=== Records ===
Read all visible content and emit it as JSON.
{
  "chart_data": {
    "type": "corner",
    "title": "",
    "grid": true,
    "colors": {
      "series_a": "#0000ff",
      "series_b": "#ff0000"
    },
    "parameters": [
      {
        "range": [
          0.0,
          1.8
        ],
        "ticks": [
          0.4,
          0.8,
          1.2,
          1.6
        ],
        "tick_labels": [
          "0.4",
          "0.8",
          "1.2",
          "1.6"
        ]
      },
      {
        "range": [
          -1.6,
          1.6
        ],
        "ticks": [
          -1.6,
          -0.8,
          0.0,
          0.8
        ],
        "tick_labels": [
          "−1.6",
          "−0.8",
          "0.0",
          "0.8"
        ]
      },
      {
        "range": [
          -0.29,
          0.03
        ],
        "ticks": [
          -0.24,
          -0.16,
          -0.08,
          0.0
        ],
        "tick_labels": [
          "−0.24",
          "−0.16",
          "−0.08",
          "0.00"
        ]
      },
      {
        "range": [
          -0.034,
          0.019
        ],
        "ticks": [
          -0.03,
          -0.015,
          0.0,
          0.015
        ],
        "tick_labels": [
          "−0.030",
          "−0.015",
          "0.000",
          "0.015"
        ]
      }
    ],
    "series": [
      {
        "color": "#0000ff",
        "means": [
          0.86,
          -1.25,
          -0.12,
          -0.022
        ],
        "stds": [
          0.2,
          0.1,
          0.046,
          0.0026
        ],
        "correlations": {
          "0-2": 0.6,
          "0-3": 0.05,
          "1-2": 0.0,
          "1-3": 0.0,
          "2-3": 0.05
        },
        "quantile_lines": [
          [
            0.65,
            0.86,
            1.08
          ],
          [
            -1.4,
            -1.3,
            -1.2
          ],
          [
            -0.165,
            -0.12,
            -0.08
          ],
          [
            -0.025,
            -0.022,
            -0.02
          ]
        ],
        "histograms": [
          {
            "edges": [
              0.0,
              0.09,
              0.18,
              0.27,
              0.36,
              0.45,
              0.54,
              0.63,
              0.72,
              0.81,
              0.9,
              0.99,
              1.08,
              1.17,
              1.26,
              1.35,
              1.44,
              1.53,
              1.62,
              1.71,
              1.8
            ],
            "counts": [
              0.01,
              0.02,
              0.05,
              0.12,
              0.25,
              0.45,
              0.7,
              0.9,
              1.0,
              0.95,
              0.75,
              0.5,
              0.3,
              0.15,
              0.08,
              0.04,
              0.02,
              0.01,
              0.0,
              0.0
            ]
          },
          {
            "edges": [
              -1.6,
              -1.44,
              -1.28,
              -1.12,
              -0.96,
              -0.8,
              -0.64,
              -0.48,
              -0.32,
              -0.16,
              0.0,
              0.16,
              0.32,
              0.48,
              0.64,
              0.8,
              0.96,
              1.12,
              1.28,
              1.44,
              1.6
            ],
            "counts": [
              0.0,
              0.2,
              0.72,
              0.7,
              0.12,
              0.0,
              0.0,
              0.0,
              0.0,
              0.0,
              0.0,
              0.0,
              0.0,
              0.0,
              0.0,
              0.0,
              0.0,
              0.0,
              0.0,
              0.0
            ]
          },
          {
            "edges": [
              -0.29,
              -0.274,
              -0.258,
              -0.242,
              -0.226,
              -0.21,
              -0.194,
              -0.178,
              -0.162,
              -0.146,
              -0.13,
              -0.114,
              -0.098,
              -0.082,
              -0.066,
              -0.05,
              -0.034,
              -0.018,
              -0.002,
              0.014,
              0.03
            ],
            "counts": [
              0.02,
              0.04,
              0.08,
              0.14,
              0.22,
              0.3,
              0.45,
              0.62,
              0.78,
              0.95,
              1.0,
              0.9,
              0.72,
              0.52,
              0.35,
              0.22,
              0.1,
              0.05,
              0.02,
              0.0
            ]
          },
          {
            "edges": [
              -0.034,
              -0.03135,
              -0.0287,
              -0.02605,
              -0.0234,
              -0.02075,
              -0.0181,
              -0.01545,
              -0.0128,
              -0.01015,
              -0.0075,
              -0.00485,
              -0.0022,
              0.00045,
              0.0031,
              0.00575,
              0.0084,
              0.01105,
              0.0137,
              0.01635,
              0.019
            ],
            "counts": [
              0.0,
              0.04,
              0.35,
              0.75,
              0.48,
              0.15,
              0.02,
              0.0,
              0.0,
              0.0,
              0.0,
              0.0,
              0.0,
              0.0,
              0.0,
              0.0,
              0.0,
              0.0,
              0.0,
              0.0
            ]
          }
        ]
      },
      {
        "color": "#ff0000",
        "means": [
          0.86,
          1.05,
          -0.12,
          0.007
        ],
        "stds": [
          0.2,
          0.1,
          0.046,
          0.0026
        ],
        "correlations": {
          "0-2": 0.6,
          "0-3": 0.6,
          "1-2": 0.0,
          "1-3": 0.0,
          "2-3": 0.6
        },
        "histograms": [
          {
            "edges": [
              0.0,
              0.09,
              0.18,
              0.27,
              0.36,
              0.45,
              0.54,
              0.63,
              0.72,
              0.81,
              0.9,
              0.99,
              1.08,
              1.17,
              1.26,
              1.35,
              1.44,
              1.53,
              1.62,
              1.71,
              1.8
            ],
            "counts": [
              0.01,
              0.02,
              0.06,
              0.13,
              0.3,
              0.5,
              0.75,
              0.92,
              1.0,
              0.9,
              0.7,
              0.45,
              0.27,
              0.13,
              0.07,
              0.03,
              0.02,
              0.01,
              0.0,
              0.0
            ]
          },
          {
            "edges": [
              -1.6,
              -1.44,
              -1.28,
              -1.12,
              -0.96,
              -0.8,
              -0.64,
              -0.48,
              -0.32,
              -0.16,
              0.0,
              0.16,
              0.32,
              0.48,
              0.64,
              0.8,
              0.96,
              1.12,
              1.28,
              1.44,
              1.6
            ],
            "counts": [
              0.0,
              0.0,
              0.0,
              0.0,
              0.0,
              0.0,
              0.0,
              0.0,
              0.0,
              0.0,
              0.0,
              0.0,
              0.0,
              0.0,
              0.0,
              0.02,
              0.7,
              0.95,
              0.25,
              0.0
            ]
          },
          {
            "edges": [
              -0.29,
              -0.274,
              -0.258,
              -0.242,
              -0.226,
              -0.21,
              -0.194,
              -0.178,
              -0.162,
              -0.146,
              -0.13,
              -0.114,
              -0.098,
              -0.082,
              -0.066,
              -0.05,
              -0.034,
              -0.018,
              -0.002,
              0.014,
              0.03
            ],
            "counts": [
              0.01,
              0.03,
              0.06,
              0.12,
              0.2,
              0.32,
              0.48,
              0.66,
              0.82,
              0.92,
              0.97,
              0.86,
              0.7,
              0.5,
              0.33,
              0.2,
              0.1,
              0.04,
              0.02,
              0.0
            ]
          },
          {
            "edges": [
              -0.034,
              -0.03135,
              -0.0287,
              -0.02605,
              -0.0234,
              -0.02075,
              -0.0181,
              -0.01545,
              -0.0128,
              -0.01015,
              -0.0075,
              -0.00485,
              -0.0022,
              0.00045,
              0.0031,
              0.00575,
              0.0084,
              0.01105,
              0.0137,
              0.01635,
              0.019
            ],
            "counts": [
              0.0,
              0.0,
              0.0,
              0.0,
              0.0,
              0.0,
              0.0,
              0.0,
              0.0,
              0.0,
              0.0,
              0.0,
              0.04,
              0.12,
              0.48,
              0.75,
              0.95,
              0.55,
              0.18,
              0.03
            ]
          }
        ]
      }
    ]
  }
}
===
Task goal:
Extract all lines as given.

Solved problem:
Read all visible content and emit it as JSON.
{
  "chart_data": {
    "type": "corner",
    "title": "",
    "grid": true,
    "colors": {
      "series_a": "#0000ff",
      "series_b": "#ff0000"
    },
    "parameters": [
      {
        "range": [
          0.0,
          1.8
        ],
        "ticks": [
          0.4,
          0.8,
          1.2,
          1.6
        ],
        "tick_labels": [
          "0.4",
          "0.8",
          "1.2",
          "1.6"
        ]
      },
      {
        "range": [
          -1.6,
          1.6
        ],
        "ticks": [
          -1.6,
          -0.8,
          0.0,
          0.8
        ],
        "tick_labels": [
          "−1.6",
          "−0.8",
          "0.0",
          "0.8"
        ]
      },
      {
        "range": [
          -0.29,
          0.03
        ],
        "ticks": [
          -0.24,
          -0.16,
          -0.08,
          0.0
        ],
        "tick_labels": [
          "−0.24",
          "−0.16",
          "−0.08",
          "0.00"
        ]
      },
      {
        "range": [
          -0.034,
          0.019
        ],
        "ticks": [
          -0.03,
          -0.015,
          0.0,
          0.015
        ],
        "tick_labels": [
          "−0.030",
          "−0.015",
          "0.000",
          "0.015"
        ]
      }
    ],
    "series": [
      {
        "color": "#0000ff",
        "means": [
          0.86,
          -1.25,
          -0.12,
          -0.022
        ],
        "stds": [
          0.2,
          0.1,
          0.046,
          0.0026
        ],
        "correlations": {
          "0-2": 0.6,
          "0-3": 0.05,
          "1-2": 0.0,
          "1-3": 0.0,
          "2-3": 0.05
        },
        "quantile_lines": [
          [
            0.65,
            0.86,
            1.08
          ],
          [
            -1.4,
            -1.3,
            -1.2
          ],
          [
            -0.165,
            -0.12,
            -0.08
          ],
          [
            -0.025,
            -0.022,
            -0.02
          ]
        ],
        "histograms": [
          {
            "edges": [
              0.0,
              0.09,
              0.18,
              0.27,
              0.36,
              0.45,
              0.54,
              0.63,
              0.72,
              0.81,
              0.9,
              0.99,
              1.08,
              1.17,
              1.26,
              1.35,
              1.44,
              1.53,
              1.62,
              1.71,
              1.8
            ],
            "counts": [
              0.01,
              0.02,
              0.05,
              0.12,
              0.25,
              0.45,
              0.7,
              0.9,
              1.0,
              0.95,
              0.75,
              0.5,
              0.3,
              0.15,
              0.08,
              0.04,
              0.02,
              0.01,
              0.0,
              0.0
            ]
          },
          {
            "edges": [
              -1.6,
              -1.44,
              -1.28,
              -1.12,
              -0.96,
              -0.8,
              -0.64,
              -0.48,
              -0.32,
              -0.16,
              0.0,
              0.16,
              0.32,
              0.48,
              0.64,
              0.8,
              0.96,
              1.12,
              1.28,
              1.44,
              1.6
            ],
            "counts": [
              0.0,
              0.2,
              0.72,
              0.7,
              0.12,
              0.0,
              0.0,
              0.0,
              0.0,
              0.0,
              0.0,
              0.0,
              0.0,
              0.0,
              0.0,
              0.0,
              0.0,
              0.0,
              0.0,
              0.0
            ]
          },
          {
            "edges": [
              -0.29,
              -0.274,
              -0.258,
              -0.242,
              -0.226,
              -0.21,
              -0.194,
              -0.178,
              -0.162,
              -0.146,
              -0.13,
              -0.114,
              -0.098,
              -0.082,
              -0.066,
              -0.05,
              -0.034,
              -0.018,
              -0.002,
              0.014,
              0.03
            ],
            "counts": [
              0.02,
              0.04,
              0.08,
              0.14,
              0.22,
              0.3,
              0.45,
              0.62,
              0.78,
              0.95,
              1.0,
              0.9,
              0.72,
              0.52,
              0.35,
              0.22,
              0.1,
              0.05,
              0.02,
              0.0
            ]
          },
          {
            "edges": [
              -0.034,
              -0.03135,
              -0.0287,
              -0.02605,
              -0.0234,
              -0.02075,
              -0.0181,
              -0.01545,
              -0.0128,
              -0.01015,
              -0.0075,
              -0.00485,
              -0.0022,
              0.00045,
              0.0031,
              0.00575,
              0.0084,
              0.01105,
              0.0137,
              0.01635,
              0.019
            ],
            "counts": [
              0.0,
              0.04,
              0.35,
              0.75,
              0.48,
              0.15,
              0.02,
              0.0,
              0.0,
              0.0,
              0.0,
              0.0,
              0.0,
              0.0,
              0.0,
              0.0,
              0.0,
              0.0,
              0.0,
              0.0
            ]
          }
        ]
      },
      {
        "color": "#ff0000",
        "means": [
          0.86,
          1.05,
          -0.12,
          0.007
        ],
        "stds": [
          0.2,
          0.1,
          0.046,
          0.0026
        ],
        "correlations": {
          "0-2": 0.6,
          "0-3": 0.6,
          "1-2": 0.0,
          "1-3": 0.0,
          "2-3": 0.6
        },
        "histograms": [
          {
            "edges": [
              0.0,
              0.09,
              0.18,
              0.27,
              0.36,
              0.45,
              0.54,
              0.63,
              0.72,
              0.81,
              0.9,
              0.99,
              1.08,
              1.17,
              1.26,
              1.35,
              1.44,
              1.53,
              1.62,
              1.71,
              1.8
            ],
            "counts": [
              0.01,
              0.02,
              0.06,
              0.13,
              0.3,
              0.5,
              0.75,
              0.92,
              1.0,
              0.9,
              0.7,
              0.45,
              0.27,
              0.13,
              0.07,
              0.03,
              0.02,
              0.01,
              0.0,
              0.0
            ]
          },
          {
            "edges": [
              -1.6,
              -1.44,
              -1.28,
              -1.12,
              -0.96,
              -0.8,
              -0.64,
              -0.48,
              -0.32,
              -0.16,
              0.0,
              0.16,
              0.32,
              0.48,
              0.64,
              0.8,
              0.96,
              1.12,
              1.28,
              1.44,
              1.6
            ],
            "counts": [
              0.0,
              0.0,
              0.0,
              0.0,
              0.0,
              0.0,
              0.0,
              0.0,
              0.0,
              0.0,
              0.0,
              0.0,
              0.0,
              0.0,
              0.0,
              0.02,
              0.7,
              0.95,
              0.25,
              0.0
            ]
          },
          {
            "edges": [
              -0.29,
              -0.274,
              -0.258,
              -0.242,
              -0.226,
              -0.21,
              -0.194,
              -0.178,
              -0.162,
              -0.146,
              -0.13,
              -0.114,
              -0.098,
              -0.082,
              -0.066,
              -0.05,
              -0.034,
              -0.018,
              -0.002,
              0.014,
              0.03
            ],
            "counts": [
              0.01,
              0.03,
              0.06,
              0.12,
              0.2,
              0.32,
              0.48,
              0.66,
              0.82,
              0.92,
              0.97,
              0.86,
              0.7,
              0.5,
              0.33,
              0.2,
              0.1,
              0.04,
              0.02,
              0.0
            ]
          },
          {
            "edges": [
              -0.034,
              -0.03135,
              -0.0287,
              -0.02605,
              -0.0234,
              -0.02075,
              -0.0181,
              -0.01545,
              -0.0128,
              -0.01015,
              -0.0075,
              -0.00485,
              -0.0022,
              0.00045,
              0.0031,
              0.00575,
              0.0084,
              0.01105,
              0.0137,
              0.01635,
              0.019
            ],
            "counts": [
              0.0,
              0.0,
              0.0,
              0.0,
              0.0,
              0.0,
              0.0,
              0.0,
              0.0,
              0.0,
              0.0,
              0.0,
              0.04,
              0.12,
              0.48,
              0.75,
              0.95,
              0.55,
              0.18,
              0.03
            ]
          }
        ]
      }
    ]
  }
}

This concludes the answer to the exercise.